>> BEGIN Material supplied
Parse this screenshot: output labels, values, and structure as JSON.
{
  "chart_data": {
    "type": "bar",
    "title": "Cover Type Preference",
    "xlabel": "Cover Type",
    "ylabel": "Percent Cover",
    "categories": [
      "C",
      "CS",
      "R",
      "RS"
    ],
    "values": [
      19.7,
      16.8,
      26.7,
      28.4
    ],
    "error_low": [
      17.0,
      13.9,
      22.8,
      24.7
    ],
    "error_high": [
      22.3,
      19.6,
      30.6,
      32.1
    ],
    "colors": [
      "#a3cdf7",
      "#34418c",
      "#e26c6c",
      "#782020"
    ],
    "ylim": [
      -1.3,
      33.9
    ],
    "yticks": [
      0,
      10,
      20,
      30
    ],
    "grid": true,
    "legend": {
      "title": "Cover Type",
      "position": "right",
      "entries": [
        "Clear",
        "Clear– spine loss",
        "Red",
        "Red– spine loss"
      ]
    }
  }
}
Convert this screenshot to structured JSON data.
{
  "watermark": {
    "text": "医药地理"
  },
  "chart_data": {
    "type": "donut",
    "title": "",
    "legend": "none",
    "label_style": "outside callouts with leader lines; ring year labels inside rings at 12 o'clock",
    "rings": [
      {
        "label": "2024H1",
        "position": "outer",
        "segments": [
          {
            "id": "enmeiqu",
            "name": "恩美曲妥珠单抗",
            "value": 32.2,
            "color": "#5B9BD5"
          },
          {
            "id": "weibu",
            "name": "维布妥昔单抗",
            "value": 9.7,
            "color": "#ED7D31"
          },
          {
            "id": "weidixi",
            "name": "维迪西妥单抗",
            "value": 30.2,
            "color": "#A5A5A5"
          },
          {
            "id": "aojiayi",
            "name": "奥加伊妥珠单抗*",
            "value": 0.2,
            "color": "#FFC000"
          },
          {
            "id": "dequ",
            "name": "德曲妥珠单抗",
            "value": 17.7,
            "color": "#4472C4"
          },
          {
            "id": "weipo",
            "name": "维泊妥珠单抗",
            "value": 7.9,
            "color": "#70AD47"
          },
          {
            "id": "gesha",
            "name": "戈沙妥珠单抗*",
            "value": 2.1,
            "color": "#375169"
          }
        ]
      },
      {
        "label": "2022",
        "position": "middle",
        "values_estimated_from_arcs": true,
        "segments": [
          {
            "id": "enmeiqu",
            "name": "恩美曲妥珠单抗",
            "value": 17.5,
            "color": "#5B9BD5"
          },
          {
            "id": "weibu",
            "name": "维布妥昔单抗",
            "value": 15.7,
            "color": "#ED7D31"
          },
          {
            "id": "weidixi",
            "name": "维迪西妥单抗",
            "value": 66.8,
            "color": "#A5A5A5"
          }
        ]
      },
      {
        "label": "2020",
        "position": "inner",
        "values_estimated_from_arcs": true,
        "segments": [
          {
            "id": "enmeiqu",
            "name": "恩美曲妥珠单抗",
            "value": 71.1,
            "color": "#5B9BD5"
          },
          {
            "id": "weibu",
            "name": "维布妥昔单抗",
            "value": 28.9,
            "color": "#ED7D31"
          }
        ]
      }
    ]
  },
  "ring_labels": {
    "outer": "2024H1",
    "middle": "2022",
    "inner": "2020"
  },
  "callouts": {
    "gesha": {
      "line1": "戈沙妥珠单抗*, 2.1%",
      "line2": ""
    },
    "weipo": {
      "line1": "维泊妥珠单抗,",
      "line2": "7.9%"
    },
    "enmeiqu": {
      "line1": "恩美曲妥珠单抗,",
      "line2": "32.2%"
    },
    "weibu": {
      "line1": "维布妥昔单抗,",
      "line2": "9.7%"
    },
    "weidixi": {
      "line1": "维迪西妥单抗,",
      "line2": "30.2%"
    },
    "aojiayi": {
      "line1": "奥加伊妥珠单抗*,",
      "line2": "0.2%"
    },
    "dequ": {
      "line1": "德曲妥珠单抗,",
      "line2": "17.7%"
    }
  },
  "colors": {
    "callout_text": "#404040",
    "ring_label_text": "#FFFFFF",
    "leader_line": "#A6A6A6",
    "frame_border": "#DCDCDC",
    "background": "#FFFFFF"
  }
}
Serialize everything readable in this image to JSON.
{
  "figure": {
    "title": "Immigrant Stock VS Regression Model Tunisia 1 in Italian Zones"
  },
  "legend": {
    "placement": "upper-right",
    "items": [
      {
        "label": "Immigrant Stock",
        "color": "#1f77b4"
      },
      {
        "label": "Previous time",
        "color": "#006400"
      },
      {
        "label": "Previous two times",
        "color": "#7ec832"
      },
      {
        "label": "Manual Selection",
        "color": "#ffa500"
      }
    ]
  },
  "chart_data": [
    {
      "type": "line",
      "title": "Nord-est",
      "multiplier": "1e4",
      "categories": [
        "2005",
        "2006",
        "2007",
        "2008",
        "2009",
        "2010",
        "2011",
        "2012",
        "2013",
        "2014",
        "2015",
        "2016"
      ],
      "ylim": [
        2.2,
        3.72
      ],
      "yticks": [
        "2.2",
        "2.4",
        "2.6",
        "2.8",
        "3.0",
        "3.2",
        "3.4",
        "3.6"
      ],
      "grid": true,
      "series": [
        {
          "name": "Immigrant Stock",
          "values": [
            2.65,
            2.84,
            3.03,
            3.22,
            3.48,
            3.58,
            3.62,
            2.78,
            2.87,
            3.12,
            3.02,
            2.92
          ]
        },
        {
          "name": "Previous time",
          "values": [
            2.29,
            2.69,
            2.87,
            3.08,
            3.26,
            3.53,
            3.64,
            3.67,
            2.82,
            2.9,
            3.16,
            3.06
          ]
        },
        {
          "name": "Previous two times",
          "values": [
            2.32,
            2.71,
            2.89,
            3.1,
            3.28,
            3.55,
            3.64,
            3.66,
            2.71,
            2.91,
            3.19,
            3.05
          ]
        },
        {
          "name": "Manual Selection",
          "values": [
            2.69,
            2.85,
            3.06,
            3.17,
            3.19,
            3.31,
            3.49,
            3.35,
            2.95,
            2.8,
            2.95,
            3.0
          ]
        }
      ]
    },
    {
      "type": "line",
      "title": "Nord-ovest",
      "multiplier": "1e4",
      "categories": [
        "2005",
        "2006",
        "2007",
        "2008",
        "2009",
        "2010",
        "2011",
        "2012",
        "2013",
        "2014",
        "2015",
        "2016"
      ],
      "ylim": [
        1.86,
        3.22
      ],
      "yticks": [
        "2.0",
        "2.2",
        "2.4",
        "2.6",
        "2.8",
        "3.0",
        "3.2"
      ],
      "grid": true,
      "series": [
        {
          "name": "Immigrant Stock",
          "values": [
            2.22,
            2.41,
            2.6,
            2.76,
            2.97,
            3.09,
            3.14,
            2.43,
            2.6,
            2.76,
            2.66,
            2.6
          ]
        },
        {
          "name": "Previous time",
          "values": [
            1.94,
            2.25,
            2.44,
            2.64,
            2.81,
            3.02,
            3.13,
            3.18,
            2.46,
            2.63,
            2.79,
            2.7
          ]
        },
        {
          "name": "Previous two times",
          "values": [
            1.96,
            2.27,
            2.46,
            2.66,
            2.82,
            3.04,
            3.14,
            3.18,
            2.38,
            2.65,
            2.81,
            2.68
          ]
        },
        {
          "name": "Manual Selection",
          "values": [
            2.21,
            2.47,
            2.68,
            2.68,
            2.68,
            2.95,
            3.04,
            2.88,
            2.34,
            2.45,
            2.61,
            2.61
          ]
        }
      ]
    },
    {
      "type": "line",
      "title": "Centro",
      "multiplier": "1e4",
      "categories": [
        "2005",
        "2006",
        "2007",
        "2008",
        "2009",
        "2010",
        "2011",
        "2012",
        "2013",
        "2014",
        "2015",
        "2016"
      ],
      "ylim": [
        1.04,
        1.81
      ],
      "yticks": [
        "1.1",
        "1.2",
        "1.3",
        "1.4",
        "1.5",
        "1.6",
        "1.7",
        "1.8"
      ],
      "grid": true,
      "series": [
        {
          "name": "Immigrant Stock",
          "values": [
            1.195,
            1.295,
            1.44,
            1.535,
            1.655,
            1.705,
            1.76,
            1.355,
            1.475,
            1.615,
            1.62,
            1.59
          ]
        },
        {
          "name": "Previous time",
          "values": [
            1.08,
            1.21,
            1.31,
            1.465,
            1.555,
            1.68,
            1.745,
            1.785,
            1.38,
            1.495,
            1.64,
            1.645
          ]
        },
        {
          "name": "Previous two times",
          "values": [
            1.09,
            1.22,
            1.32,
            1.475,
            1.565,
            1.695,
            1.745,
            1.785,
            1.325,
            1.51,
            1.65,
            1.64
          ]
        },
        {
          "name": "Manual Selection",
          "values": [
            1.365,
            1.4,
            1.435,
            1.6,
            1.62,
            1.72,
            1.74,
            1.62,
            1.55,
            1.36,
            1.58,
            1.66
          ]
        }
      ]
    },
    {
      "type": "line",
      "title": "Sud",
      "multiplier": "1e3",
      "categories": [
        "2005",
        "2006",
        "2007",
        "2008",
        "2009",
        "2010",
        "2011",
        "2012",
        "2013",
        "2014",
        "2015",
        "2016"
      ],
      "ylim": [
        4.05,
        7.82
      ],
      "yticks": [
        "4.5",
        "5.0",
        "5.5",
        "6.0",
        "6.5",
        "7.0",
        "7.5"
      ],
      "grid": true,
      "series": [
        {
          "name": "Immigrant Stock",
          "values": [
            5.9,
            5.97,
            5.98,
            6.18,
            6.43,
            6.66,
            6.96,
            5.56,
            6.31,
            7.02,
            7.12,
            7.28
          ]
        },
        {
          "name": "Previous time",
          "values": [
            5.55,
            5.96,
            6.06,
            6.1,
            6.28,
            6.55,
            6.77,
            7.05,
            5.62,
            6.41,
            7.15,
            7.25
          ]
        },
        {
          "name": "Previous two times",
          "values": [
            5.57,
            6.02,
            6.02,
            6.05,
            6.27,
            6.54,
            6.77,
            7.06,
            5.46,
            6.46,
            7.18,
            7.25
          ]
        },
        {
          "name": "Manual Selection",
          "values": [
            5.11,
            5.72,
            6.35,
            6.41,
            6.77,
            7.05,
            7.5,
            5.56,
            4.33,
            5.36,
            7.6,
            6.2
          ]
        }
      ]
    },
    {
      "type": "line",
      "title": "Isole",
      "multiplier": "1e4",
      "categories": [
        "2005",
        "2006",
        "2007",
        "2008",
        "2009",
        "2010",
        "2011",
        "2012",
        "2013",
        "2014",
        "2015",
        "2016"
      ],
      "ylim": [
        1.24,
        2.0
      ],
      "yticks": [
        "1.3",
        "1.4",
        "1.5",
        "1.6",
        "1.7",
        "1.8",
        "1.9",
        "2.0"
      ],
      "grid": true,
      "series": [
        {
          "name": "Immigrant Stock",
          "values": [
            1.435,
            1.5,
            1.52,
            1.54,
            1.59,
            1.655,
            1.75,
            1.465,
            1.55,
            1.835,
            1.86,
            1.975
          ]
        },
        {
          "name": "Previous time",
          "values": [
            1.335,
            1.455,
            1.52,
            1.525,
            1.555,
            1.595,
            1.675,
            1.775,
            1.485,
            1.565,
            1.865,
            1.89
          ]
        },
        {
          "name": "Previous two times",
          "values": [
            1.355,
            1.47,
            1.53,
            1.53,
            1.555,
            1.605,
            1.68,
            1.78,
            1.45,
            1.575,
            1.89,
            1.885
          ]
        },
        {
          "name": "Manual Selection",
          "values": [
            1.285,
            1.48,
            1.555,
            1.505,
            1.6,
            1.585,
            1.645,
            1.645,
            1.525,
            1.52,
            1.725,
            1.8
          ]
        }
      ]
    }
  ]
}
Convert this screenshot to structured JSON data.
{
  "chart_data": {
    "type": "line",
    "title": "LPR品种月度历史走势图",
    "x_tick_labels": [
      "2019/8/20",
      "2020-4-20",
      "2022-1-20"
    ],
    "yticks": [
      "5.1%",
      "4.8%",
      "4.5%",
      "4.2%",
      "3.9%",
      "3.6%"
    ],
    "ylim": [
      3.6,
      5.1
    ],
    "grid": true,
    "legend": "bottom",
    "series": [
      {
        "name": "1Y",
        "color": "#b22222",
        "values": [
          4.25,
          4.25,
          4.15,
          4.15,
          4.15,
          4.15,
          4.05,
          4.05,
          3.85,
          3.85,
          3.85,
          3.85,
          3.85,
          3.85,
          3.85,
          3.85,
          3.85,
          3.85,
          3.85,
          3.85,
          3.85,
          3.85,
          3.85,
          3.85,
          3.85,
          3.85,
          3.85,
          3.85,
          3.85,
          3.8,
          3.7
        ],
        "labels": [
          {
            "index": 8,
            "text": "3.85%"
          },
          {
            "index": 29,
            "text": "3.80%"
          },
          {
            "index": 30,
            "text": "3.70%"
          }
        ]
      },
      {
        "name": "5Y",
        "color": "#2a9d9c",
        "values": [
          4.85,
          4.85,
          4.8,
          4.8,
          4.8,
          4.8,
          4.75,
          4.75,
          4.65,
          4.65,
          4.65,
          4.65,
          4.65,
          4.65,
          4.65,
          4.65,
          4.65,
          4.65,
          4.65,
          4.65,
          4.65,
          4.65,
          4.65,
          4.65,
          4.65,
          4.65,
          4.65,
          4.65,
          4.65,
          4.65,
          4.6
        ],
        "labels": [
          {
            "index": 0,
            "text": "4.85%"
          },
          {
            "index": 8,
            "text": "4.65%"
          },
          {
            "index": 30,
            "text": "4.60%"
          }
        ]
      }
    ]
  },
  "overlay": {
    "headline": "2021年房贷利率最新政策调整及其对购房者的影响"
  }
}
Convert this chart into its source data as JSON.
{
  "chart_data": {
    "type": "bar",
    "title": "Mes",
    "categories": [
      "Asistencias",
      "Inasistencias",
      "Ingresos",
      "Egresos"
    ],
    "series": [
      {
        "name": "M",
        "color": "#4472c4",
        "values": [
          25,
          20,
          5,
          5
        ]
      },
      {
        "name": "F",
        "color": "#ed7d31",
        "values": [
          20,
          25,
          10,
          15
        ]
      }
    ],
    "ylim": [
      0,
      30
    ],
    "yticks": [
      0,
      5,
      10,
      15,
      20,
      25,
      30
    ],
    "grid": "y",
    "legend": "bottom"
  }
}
>> END Material supplied
What is required
Tally the lines of the listing in which the word "title" occurs, and state the total alone.

Exercise response
11